▼

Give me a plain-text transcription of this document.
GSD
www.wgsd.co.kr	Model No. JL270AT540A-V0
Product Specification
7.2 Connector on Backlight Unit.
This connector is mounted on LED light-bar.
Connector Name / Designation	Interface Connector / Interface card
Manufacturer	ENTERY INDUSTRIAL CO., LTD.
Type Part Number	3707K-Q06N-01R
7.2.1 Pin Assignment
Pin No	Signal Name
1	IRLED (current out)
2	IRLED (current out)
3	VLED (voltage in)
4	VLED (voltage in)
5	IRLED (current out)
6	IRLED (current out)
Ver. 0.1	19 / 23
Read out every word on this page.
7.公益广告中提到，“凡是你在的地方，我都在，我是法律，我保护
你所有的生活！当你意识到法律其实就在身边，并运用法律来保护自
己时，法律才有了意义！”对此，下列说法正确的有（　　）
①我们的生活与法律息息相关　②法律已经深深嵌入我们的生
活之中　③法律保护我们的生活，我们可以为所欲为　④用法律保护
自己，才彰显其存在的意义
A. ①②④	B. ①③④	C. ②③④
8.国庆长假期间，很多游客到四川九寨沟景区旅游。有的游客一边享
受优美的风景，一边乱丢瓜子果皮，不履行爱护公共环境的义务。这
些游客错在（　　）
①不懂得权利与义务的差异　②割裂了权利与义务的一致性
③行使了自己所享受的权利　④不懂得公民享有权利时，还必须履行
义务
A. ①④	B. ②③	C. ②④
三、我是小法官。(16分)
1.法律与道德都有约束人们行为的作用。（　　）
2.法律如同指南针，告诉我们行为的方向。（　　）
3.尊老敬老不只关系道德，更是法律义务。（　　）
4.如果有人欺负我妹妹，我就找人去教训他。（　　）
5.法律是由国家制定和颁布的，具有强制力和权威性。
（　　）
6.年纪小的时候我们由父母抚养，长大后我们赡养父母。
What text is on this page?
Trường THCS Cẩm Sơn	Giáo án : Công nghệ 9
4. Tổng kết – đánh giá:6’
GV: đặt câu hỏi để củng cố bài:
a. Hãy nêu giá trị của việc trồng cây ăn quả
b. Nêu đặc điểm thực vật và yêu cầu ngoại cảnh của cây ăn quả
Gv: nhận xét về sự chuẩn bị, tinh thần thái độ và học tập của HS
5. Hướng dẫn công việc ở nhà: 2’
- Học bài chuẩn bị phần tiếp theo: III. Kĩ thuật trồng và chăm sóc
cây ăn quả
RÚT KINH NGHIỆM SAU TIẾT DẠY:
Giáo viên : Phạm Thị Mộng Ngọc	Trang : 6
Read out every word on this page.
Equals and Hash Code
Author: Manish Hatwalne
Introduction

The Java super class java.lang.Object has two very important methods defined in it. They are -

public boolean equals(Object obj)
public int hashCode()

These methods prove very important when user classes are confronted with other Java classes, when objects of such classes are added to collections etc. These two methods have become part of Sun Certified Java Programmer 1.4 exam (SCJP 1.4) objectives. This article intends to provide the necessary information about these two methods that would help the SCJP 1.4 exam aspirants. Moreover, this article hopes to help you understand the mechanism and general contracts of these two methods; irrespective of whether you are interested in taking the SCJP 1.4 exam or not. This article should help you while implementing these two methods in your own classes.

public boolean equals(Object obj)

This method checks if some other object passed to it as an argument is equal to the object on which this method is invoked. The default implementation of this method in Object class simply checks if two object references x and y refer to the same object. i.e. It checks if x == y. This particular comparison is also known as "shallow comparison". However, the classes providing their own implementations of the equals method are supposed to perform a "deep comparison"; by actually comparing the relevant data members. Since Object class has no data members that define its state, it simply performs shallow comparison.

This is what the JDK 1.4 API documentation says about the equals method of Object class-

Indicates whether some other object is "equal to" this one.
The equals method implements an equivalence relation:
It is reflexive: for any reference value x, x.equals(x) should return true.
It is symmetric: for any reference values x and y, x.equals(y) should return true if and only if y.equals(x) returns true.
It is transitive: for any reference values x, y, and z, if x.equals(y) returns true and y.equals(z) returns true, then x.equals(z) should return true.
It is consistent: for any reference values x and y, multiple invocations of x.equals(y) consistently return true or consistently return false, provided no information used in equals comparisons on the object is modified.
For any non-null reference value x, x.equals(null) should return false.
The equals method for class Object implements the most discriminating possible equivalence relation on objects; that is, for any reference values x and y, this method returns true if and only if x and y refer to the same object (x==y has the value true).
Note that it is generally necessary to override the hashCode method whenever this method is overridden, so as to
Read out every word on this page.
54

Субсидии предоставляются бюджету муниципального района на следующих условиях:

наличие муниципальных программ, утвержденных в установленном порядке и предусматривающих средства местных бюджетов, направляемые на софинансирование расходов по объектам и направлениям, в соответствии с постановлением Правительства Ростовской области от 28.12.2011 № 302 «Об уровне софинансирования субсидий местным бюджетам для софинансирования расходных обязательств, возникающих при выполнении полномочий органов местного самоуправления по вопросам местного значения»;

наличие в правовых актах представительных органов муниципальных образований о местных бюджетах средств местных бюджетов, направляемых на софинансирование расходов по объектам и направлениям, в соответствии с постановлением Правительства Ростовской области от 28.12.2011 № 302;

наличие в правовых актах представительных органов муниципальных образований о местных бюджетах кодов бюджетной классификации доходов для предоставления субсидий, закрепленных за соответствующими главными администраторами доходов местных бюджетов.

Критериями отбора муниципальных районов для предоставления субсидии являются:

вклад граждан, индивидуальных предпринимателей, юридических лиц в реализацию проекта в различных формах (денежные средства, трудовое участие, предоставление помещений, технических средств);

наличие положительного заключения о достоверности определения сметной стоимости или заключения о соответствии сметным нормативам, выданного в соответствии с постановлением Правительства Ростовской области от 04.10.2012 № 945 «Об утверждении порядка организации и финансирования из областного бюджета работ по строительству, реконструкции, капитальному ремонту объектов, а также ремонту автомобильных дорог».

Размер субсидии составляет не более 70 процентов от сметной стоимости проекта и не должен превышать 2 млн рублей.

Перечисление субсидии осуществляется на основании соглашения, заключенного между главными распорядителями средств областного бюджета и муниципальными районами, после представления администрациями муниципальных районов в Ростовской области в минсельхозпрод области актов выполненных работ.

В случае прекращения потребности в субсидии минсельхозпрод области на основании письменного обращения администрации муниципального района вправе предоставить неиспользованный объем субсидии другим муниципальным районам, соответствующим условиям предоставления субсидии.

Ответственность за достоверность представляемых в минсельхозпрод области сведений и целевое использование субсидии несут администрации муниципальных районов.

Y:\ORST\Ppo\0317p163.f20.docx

▲

• Exercise: All records above must be set down exactly, please.

• Complete output:
Give me a plain-text transcription of this document.
GSD
www.wgsd.co.kr	Model No. JL270AT540A-V0
Product Specification
7.2 Connector on Backlight Unit.
This connector is mounted on LED light-bar.
Connector Name / Designation	Interface Connector / Interface card
Manufacturer	ENTERY INDUSTRIAL CO., LTD.
Type Part Number	3707K-Q06N-01R
7.2.1 Pin Assignment
Pin No	Signal Name
1	IRLED (current out)
2	IRLED (current out)
3	VLED (voltage in)
4	VLED (voltage in)
5	IRLED (current out)
6	IRLED (current out)
Ver. 0.1	19 / 23
Read out every word on this page.
7.公益广告中提到，“凡是你在的地方，我都在，我是法律，我保护
你所有的生活！当你意识到法律其实就在身边，并运用法律来保护自
己时，法律才有了意义！”对此，下列说法正确的有（　　）
①我们的生活与法律息息相关　②法律已经深深嵌入我们的生
活之中　③法律保护我们的生活，我们可以为所欲为　④用法律保护
自己，才彰显其存在的意义
A. ①②④	B. ①③④	C. ②③④
8.国庆长假期间，很多游客到四川九寨沟景区旅游。有的游客一边享
受优美的风景，一边乱丢瓜子果皮，不履行爱护公共环境的义务。这
些游客错在（　　）
①不懂得权利与义务的差异　②割裂了权利与义务的一致性
③行使了自己所享受的权利　④不懂得公民享有权利时，还必须履行
义务
A. ①④	B. ②③	C. ②④
三、我是小法官。(16分)
1.法律与道德都有约束人们行为的作用。（　　）
2.法律如同指南针，告诉我们行为的方向。（　　）
3.尊老敬老不只关系道德，更是法律义务。（　　）
4.如果有人欺负我妹妹，我就找人去教训他。（　　）
5.法律是由国家制定和颁布的，具有强制力和权威性。
（　　）
6.年纪小的时候我们由父母抚养，长大后我们赡养父母。
What text is on this page?
Trường THCS Cẩm Sơn	Giáo án : Công nghệ 9
4. Tổng kết – đánh giá:6’
GV: đặt câu hỏi để củng cố bài:
a. Hãy nêu giá trị của việc trồng cây ăn quả
b. Nêu đặc điểm thực vật và yêu cầu ngoại cảnh của cây ăn quả
Gv: nhận xét về sự chuẩn bị, tinh thần thái độ và học tập của HS
5. Hướng dẫn công việc ở nhà: 2’
- Học bài chuẩn bị phần tiếp theo: III. Kĩ thuật trồng và chăm sóc
cây ăn quả
RÚT KINH NGHIỆM SAU TIẾT DẠY:
Giáo viên : Phạm Thị Mộng Ngọc	Trang : 6
Read out every word on this page.
Equals and Hash Code
Author: Manish Hatwalne
Introduction

The Java super class java.lang.Object has two very important methods defined in it. They are -

public boolean equals(Object obj)
public int hashCode()

These methods prove very important when user classes are confronted with other Java classes, when objects of such classes are added to collections etc. These two methods have become part of Sun Certified Java Programmer 1.4 exam (SCJP 1.4) objectives. This article intends to provide the necessary information about these two methods that would help the SCJP 1.4 exam aspirants. Moreover, this article hopes to help you understand the mechanism and general contracts of these two methods; irrespective of whether you are interested in taking the SCJP 1.4 exam or not. This article should help you while implementing these two methods in your own classes.

public boolean equals(Object obj)

This method checks if some other object passed to it as an argument is equal to the object on which this method is invoked. The default implementation of this method in Object class simply checks if two object references x and y refer to the same object. i.e. It checks if x == y. This particular comparison is also known as "shallow comparison". However, the classes providing their own implementations of the equals method are supposed to perform a "deep comparison"; by actually comparing the relevant data members. Since Object class has no data members that define its state, it simply performs shallow comparison.

This is what the JDK 1.4 API documentation says about the equals method of Object class-

Indicates whether some other object is "equal to" this one.
The equals method implements an equivalence relation:
It is reflexive: for any reference value x, x.equals(x) should return true.
It is symmetric: for any reference values x and y, x.equals(y) should return true if and only if y.equals(x) returns true.
It is transitive: for any reference values x, y, and z, if x.equals(y) returns true and y.equals(z) returns true, then x.equals(z) should return true.
It is consistent: for any reference values x and y, multiple invocations of x.equals(y) consistently return true or consistently return false, provided no information used in equals comparisons on the object is modified.
For any non-null reference value x, x.equals(null) should return false.
The equals method for class Object implements the most discriminating possible equivalence relation on objects; that is, for any reference values x and y, this method returns true if and only if x and y refer to the same object (x==y has the value true).
Note that it is generally necessary to override the hashCode method whenever this method is overridden, so as to
Read out every word on this page.
54

Субсидии предоставляются бюджету муниципального района на следующих условиях:

наличие муниципальных программ, утвержденных в установленном порядке и предусматривающих средства местных бюджетов, направляемые на софинансирование расходов по объектам и направлениям, в соответствии с постановлением Правительства Ростовской области от 28.12.2011 № 302 «Об уровне софинансирования субсидий местным бюджетам для софинансирования расходных обязательств, возникающих при выполнении полномочий органов местного самоуправления по вопросам местного значения»;

наличие в правовых актах представительных органов муниципальных образований о местных бюджетах средств местных бюджетов, направляемых на софинансирование расходов по объектам и направлениям, в соответствии с постановлением Правительства Ростовской области от 28.12.2011 № 302;

наличие в правовых актах представительных органов муниципальных образований о местных бюджетах кодов бюджетной классификации доходов для предоставления субсидий, закрепленных за соответствующими главными администраторами доходов местных бюджетов.

Критериями отбора муниципальных районов для предоставления субсидии являются:

вклад граждан, индивидуальных предпринимателей, юридических лиц в реализацию проекта в различных формах (денежные средства, трудовое участие, предоставление помещений, технических средств);

наличие положительного заключения о достоверности определения сметной стоимости или заключения о соответствии сметным нормативам, выданного в соответствии с постановлением Правительства Ростовской области от 04.10.2012 № 945 «Об утверждении порядка организации и финансирования из областного бюджета работ по строительству, реконструкции, капитальному ремонту объектов, а также ремонту автомобильных дорог».

Размер субсидии составляет не более 70 процентов от сметной стоимости проекта и не должен превышать 2 млн рублей.

Перечисление субсидии осуществляется на основании соглашения, заключенного между главными распорядителями средств областного бюджета и муниципальными районами, после представления администрациями муниципальных районов в Ростовской области в минсельхозпрод области актов выполненных работ.

В случае прекращения потребности в субсидии минсельхозпрод области на основании письменного обращения администрации муниципального района вправе предоставить неиспользованный объем субсидии другим муниципальным районам, соответствующим условиям предоставления субсидии.

Ответственность за достоверность представляемых в минсельхозпрод области сведений и целевое использование субсидии несут администрации муниципальных районов.

Y:\ORST\Ppo\0317p163.f20.docx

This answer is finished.